- **Given exercise**: Count lines holding the word "data". Only the number is wanted.

[START]

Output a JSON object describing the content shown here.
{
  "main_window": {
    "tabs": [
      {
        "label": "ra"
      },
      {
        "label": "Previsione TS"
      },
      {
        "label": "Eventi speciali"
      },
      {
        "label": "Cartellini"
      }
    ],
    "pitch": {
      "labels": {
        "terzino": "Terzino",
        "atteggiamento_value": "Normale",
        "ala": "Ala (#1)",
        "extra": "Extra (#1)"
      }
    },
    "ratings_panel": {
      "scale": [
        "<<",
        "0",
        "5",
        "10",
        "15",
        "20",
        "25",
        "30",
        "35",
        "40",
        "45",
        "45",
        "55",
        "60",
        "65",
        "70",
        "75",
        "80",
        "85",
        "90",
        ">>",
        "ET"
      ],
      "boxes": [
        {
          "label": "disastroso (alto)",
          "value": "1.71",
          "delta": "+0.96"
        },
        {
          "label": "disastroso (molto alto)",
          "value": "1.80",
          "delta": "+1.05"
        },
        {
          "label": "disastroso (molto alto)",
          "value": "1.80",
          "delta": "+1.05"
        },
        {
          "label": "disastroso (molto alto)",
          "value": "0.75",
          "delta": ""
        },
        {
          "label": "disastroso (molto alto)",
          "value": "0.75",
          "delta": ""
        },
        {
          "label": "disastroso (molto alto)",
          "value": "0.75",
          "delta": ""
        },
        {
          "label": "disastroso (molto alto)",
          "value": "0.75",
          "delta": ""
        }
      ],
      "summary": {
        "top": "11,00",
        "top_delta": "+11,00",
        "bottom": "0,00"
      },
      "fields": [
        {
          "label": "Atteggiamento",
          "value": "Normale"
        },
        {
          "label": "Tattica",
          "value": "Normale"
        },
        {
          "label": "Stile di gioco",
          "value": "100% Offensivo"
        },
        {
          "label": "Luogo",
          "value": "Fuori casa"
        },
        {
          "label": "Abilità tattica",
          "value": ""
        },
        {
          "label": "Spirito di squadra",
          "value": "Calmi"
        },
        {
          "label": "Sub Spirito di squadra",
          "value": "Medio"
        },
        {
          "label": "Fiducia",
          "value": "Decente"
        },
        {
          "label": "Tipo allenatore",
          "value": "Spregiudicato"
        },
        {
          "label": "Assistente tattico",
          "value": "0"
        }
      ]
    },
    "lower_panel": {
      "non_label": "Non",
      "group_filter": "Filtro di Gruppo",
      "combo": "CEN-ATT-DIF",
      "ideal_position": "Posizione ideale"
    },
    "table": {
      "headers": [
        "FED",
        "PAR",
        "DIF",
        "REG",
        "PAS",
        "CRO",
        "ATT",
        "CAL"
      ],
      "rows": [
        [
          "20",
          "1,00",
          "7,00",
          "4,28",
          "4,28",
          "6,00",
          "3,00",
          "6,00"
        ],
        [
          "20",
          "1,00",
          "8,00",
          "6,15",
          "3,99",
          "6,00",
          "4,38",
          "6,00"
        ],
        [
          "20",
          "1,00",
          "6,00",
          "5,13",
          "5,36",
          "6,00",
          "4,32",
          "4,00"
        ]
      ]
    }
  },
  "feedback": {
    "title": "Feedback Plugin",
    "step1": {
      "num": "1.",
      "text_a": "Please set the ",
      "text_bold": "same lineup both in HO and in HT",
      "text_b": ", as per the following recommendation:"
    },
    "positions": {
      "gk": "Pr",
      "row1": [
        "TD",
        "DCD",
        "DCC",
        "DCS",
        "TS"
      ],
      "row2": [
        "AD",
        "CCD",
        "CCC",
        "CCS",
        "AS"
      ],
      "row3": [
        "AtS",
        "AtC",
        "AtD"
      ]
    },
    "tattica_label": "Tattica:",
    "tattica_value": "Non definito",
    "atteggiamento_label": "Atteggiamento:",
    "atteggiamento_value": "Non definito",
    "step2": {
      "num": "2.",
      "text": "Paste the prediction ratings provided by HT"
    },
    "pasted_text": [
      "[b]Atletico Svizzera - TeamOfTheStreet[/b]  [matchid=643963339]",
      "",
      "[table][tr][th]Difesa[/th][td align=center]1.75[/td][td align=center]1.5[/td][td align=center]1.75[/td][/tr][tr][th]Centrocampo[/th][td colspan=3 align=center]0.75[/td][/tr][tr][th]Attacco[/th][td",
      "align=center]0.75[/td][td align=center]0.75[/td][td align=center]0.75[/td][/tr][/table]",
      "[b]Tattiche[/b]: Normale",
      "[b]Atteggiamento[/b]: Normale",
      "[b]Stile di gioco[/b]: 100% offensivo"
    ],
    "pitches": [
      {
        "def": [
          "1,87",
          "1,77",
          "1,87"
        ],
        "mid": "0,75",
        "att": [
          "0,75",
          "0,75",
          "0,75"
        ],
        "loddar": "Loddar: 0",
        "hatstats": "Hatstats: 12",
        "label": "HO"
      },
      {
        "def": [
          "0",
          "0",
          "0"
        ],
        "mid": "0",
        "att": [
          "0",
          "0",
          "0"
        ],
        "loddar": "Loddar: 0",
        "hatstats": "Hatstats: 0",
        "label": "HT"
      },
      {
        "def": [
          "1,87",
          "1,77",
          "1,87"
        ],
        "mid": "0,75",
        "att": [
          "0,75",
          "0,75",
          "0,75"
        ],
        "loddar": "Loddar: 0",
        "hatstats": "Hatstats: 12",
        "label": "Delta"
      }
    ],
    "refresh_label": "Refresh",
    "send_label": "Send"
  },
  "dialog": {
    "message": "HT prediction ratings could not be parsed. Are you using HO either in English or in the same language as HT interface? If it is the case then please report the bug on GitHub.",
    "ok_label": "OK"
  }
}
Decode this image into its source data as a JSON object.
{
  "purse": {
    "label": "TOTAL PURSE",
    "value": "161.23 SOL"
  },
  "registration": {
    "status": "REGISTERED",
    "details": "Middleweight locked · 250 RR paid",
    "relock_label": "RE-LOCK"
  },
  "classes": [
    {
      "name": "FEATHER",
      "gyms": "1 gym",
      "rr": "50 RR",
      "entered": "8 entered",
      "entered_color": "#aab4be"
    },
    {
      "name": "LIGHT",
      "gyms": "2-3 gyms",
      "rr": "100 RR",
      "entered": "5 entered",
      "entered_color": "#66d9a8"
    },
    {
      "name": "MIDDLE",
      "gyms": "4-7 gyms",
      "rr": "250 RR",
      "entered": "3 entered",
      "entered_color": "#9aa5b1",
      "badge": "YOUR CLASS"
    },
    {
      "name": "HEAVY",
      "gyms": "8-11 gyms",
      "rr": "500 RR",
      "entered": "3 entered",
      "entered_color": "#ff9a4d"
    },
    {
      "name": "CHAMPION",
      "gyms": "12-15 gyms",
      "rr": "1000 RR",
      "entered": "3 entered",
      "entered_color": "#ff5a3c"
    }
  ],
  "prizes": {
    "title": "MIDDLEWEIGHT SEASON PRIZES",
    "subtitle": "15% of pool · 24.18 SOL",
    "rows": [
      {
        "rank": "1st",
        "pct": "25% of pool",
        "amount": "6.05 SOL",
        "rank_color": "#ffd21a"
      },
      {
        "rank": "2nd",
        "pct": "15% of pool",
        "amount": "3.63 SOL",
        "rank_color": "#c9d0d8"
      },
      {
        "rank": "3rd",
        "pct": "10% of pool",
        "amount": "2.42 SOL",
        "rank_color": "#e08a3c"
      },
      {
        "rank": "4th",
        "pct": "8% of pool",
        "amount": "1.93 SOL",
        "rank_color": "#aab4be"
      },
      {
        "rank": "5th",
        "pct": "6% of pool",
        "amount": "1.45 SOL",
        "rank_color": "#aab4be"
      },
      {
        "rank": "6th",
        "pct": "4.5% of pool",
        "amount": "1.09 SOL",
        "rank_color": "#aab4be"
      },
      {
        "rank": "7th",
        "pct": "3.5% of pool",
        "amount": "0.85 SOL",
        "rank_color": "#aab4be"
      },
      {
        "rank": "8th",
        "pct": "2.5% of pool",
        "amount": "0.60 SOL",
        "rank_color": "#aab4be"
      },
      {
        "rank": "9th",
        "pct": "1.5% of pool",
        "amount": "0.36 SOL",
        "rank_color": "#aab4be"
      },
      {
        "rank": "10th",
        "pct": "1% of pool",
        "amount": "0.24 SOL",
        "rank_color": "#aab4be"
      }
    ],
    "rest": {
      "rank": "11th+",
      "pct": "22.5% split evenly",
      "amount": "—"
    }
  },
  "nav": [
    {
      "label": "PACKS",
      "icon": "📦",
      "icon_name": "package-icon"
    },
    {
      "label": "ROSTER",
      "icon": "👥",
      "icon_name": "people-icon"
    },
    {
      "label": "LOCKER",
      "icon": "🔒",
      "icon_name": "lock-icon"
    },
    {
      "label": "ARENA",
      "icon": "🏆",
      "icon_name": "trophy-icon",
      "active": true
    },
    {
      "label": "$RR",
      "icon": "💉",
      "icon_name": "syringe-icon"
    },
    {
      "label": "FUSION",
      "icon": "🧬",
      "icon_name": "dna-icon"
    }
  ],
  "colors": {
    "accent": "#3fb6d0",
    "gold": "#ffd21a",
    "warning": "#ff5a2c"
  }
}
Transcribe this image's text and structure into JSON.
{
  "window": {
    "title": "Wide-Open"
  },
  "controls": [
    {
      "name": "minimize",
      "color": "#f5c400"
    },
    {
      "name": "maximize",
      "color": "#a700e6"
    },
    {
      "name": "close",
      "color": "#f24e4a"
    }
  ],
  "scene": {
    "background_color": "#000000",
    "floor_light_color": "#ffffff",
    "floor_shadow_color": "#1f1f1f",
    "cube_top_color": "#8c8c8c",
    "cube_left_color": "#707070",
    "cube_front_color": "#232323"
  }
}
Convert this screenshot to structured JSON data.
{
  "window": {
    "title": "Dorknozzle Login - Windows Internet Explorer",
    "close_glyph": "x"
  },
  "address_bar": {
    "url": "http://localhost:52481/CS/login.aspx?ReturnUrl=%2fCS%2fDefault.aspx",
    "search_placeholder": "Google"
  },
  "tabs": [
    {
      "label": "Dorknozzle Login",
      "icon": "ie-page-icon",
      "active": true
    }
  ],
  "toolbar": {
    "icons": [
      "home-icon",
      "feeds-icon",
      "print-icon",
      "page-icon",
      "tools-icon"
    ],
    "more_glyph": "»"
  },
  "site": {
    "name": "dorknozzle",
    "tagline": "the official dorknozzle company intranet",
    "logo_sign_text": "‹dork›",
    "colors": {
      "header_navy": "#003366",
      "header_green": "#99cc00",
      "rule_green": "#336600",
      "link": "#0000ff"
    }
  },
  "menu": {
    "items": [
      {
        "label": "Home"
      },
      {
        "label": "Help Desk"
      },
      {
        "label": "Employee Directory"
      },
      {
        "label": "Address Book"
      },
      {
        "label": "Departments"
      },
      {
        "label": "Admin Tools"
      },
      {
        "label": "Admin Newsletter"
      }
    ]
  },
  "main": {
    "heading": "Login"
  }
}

[END]

- **Expected answer**: 2